Aziz Ansari gets candid about love: “elusive and sadly ephemeral”
Comedy fans have been tracking Aziz Ansari for a long time, and across a wide variety of comedy platforms. He earned national attention on TV with sketch troupe Human Giant. He broke into films with Observe And Report, Funny People, and 30 Minutes Or Less, among others. He’s involved in online-comedy videos, prominently appearing on Funny Or Die. He’s back to starring on TV with a regular role as Tom Haverford on Parks And Recreation. And he does frequent stand-up tours, resulting in a series of albums and specials. The latest special, Dangerously Delicious, is available for $5 via his website, following the Louis C.K. direct-release model. People who’ve watched it, or who’ve followed Ansari’s comedy, podcast appearances, and talk-show guest spots lately, or have seen him on his new Buried Alive tour, have noticed he’s been doing a lot of material about dating and relationships, from prodding Conan O’Brien about how he proposed to his wife to releasing Dangerously Delicious clips focused on modern communication and crushes. So The A.V. Club thought Ansari would be a perfect person to talk to about love, in honor of Valentine’s Day. To our surprise, though, he shrugged off lighthearted questions about Tom Haverford’s relationships and wanted to get straight into what’s behind his recent comedy: the research that suggests love doesn’t last and people can’t connect.
The A.V. Club: So, love: Is it totally overrated, or what?
Aziz Ansari: I don’t think it’s overrated at all. Underrated, if anything. It’s amazing and beautiful and uniquely wonderful, but unfortunately, elusive and sadly ephemeral. Woody Allen says it best in Annie Hall: Love fades. At this point, there is a lot of research that backs this idea up.
This Sonja Lyubomirsky essay in The New York Times is well worth a read and discusses a lot of the fears I have about love and marriage that I’ve discussed in my recent stand-up. In summary, research shows when you first get married, you experience the intense longing, desire, and attraction described as “passionate love.” However, after an average of two years, this wears off because of our tendency to get habituated to positive experiences. Then couples enter what researchers call “companionate love,” which is a less impassioned form of love that is a blend of deep affection and connection. Basically, the research shows—love fades.
This makes sense to me even in relationships that aren’t as serious as marriage, though. I’ve seen it in myself, and in friends’ relationships. There are things in that piece that really make me think about relationships, findings like, “Surprise is apparently more satisfying than stability,” and we are “hard-wired to crave variety.” It all goes against the romantic notion of meeting someone and falling in love and being happy with them forever, which is all that’s been ingrained in our heads since we were young.
※
◆ GOAL 1:
Copy, word for word, the part of the Aziz Ansari interview that opens with the words containing "This makes sense" and closes with "we were young.".

◆ SUPPLIED MATERIAL:
※
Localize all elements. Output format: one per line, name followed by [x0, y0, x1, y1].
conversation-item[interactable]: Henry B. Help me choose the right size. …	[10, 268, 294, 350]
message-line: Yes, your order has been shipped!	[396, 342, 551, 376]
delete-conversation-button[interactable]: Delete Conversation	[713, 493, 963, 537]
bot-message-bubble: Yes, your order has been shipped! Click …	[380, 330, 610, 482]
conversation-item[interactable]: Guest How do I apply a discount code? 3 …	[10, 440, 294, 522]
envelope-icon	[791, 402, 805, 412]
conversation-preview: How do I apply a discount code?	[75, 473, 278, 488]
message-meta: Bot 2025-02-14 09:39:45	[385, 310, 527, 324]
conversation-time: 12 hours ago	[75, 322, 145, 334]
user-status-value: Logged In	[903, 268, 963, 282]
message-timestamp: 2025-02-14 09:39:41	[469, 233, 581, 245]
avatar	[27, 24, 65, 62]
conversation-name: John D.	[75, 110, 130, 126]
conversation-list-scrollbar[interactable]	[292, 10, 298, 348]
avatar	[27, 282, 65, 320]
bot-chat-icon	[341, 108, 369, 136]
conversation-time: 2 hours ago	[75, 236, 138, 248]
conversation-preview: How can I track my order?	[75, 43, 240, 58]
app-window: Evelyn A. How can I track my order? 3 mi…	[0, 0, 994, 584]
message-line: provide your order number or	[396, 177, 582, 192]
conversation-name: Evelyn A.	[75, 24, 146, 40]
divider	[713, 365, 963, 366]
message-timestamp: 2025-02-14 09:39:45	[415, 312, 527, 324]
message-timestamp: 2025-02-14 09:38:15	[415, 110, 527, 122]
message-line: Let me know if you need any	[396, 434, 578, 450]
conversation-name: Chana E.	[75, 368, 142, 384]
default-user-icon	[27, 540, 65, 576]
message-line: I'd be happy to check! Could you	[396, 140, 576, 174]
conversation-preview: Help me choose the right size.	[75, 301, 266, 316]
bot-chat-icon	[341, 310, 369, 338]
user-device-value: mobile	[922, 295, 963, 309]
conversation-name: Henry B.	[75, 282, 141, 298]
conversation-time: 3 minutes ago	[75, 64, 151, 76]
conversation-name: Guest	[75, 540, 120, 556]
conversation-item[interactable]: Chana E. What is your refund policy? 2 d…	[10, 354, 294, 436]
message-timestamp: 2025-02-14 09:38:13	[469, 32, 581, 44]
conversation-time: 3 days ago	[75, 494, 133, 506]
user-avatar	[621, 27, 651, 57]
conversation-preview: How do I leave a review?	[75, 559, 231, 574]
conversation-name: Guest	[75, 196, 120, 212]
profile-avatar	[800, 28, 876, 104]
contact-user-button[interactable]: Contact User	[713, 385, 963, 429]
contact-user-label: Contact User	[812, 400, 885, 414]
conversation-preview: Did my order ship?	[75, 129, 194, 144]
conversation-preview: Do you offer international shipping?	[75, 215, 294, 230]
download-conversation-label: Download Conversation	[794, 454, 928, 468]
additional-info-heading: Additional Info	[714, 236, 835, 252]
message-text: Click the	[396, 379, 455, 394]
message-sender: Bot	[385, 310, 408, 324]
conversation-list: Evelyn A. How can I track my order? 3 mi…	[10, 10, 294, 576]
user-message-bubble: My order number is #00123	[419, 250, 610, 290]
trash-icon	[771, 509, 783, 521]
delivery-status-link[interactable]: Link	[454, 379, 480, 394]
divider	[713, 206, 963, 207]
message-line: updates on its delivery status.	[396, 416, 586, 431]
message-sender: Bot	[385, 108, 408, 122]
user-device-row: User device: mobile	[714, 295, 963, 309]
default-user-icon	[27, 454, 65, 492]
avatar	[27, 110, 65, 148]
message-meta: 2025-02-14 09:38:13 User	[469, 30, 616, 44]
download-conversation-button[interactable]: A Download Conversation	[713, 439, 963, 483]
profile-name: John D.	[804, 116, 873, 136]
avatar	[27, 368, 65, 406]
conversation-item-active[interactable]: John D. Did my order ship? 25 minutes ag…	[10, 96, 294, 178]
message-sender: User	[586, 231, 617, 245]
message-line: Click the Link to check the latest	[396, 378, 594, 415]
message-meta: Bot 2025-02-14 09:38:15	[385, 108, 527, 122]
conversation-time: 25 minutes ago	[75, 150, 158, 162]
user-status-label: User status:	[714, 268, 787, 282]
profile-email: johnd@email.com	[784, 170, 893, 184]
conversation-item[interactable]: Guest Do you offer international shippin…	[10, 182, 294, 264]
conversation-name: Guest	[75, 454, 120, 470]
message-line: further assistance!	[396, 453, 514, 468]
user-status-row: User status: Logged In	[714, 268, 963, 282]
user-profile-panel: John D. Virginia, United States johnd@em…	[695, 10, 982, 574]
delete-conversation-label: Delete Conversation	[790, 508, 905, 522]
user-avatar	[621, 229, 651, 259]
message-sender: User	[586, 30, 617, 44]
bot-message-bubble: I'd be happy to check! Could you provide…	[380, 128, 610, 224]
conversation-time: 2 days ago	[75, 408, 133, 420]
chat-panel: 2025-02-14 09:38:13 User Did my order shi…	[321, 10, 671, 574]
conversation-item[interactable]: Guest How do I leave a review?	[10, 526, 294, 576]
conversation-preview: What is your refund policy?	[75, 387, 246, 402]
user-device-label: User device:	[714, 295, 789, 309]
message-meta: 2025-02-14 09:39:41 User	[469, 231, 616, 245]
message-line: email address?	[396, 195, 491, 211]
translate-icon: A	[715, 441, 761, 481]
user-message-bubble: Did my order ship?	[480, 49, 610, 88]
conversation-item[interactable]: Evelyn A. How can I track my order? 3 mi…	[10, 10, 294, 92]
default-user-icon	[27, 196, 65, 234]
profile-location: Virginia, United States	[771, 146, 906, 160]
※
◆ GOAL 2:
Please write out the lines of the entries verbatim, starting at the beginning of the entries and ending with the line containing "540, 120, 556]", both ends included.

◆ FINAL RESULT 1:
This makes sense to me even in relationships that aren’t as serious as marriage, though. I’ve seen it in myself, and in friends’ relationships. There are things in that piece that really make me think about relationships, findings like, “Surprise is apparently more satisfying than stability,” and we are “hard-wired to crave variety.” It all goes against the romantic notion of meeting someone and falling in love and being happy with them forever, which is all that’s been ingrained in our heads since we were young.

◆ FINAL RESULT 2:
Localize all elements. Output format: one per line, name followed by [x0, y0, x1, y1].
conversation-item[interactable]: Henry B. Help me choose the right size. …	[10, 268, 294, 350]
message-line: Yes, your order has been shipped!	[396, 342, 551, 376]
delete-conversation-button[interactable]: Delete Conversation	[713, 493, 963, 537]
bot-message-bubble: Yes, your order has been shipped! Click …	[380, 330, 610, 482]
conversation-item[interactable]: Guest How do I apply a discount code? 3 …	[10, 440, 294, 522]
envelope-icon	[791, 402, 805, 412]
conversation-preview: How do I apply a discount code?	[75, 473, 278, 488]
message-meta: Bot 2025-02-14 09:39:45	[385, 310, 527, 324]
conversation-time: 12 hours ago	[75, 322, 145, 334]
user-status-value: Logged In	[903, 268, 963, 282]
message-timestamp: 2025-02-14 09:39:41	[469, 233, 581, 245]
avatar	[27, 24, 65, 62]
conversation-name: John D.	[75, 110, 130, 126]
conversation-list-scrollbar[interactable]	[292, 10, 298, 348]
avatar	[27, 282, 65, 320]
bot-chat-icon	[341, 108, 369, 136]
conversation-time: 2 hours ago	[75, 236, 138, 248]
conversation-preview: How can I track my order?	[75, 43, 240, 58]
app-window: Evelyn A. How can I track my order? 3 mi…	[0, 0, 994, 584]
message-line: provide your order number or	[396, 177, 582, 192]
conversation-name: Evelyn A.	[75, 24, 146, 40]
divider	[713, 365, 963, 366]
message-timestamp: 2025-02-14 09:39:45	[415, 312, 527, 324]
message-timestamp: 2025-02-14 09:38:15	[415, 110, 527, 122]
message-line: Let me know if you need any	[396, 434, 578, 450]
conversation-name: Chana E.	[75, 368, 142, 384]
default-user-icon	[27, 540, 65, 576]
message-line: I'd be happy to check! Could you	[396, 140, 576, 174]
conversation-preview: Help me choose the right size.	[75, 301, 266, 316]
bot-chat-icon	[341, 310, 369, 338]
user-device-value: mobile	[922, 295, 963, 309]
conversation-name: Henry B.	[75, 282, 141, 298]
conversation-time: 3 minutes ago	[75, 64, 151, 76]
conversation-name: Guest	[75, 540, 120, 556]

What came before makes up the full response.